Stored items from a collection:

■ ■ ■

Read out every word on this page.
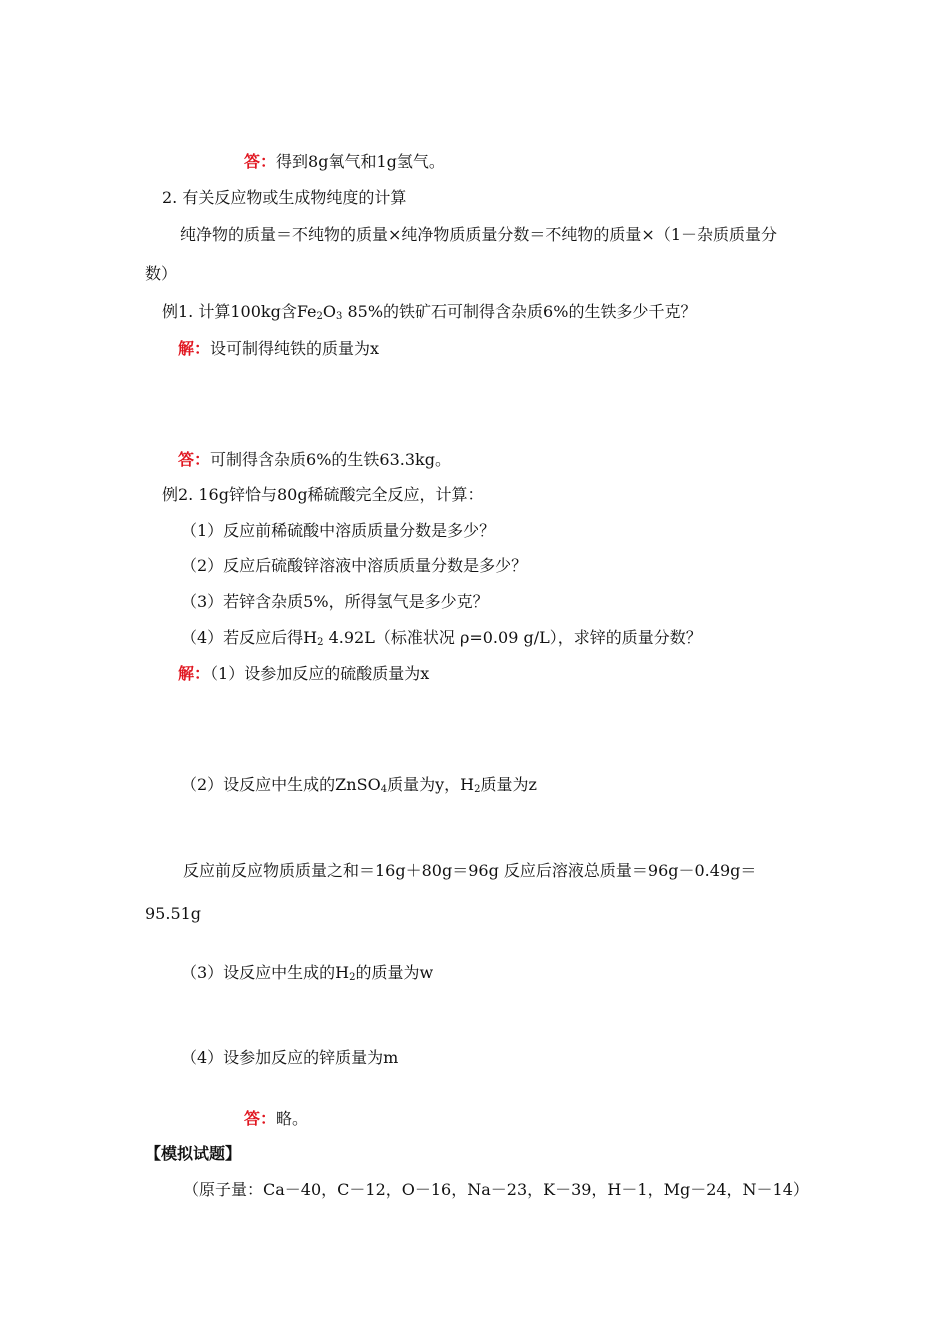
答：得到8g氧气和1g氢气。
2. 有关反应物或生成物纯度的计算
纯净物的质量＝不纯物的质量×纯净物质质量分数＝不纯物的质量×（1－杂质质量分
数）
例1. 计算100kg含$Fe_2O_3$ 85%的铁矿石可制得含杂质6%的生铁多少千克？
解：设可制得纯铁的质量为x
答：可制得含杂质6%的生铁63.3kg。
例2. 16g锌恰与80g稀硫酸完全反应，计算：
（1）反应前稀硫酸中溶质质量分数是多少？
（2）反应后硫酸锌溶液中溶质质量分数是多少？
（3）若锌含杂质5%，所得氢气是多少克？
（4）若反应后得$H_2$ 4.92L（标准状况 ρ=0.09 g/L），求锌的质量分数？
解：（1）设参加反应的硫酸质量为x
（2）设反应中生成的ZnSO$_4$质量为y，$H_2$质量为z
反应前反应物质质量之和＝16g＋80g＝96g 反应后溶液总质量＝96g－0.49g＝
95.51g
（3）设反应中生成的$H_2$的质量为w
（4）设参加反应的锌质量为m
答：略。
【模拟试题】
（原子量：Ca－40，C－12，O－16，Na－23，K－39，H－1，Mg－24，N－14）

■ ■ ■

PROBLEM DESCRIPTION: Quote the preceding listing precisely and completely, omitting its images.

EXERCISE RESPONSE:
Read out every word on this page.
答：得到8g氧气和1g氢气。
2. 有关反应物或生成物纯度的计算
纯净物的质量＝不纯物的质量×纯净物质质量分数＝不纯物的质量×（1－杂质质量分
数）
例1. 计算100kg含$Fe_2O_3$ 85%的铁矿石可制得含杂质6%的生铁多少千克？
解：设可制得纯铁的质量为x
答：可制得含杂质6%的生铁63.3kg。
例2. 16g锌恰与80g稀硫酸完全反应，计算：
（1）反应前稀硫酸中溶质质量分数是多少？
（2）反应后硫酸锌溶液中溶质质量分数是多少？
（3）若锌含杂质5%，所得氢气是多少克？
（4）若反应后得$H_2$ 4.92L（标准状况 ρ=0.09 g/L），求锌的质量分数？
解：（1）设参加反应的硫酸质量为x
（2）设反应中生成的ZnSO$_4$质量为y，$H_2$质量为z
反应前反应物质质量之和＝16g＋80g＝96g 反应后溶液总质量＝96g－0.49g＝
95.51g
（3）设反应中生成的$H_2$的质量为w
（4）设参加反应的锌质量为m
答：略。
【模拟试题】
（原子量：Ca－40，C－12，O－16，Na－23，K－39，H－1，Mg－24，N－14）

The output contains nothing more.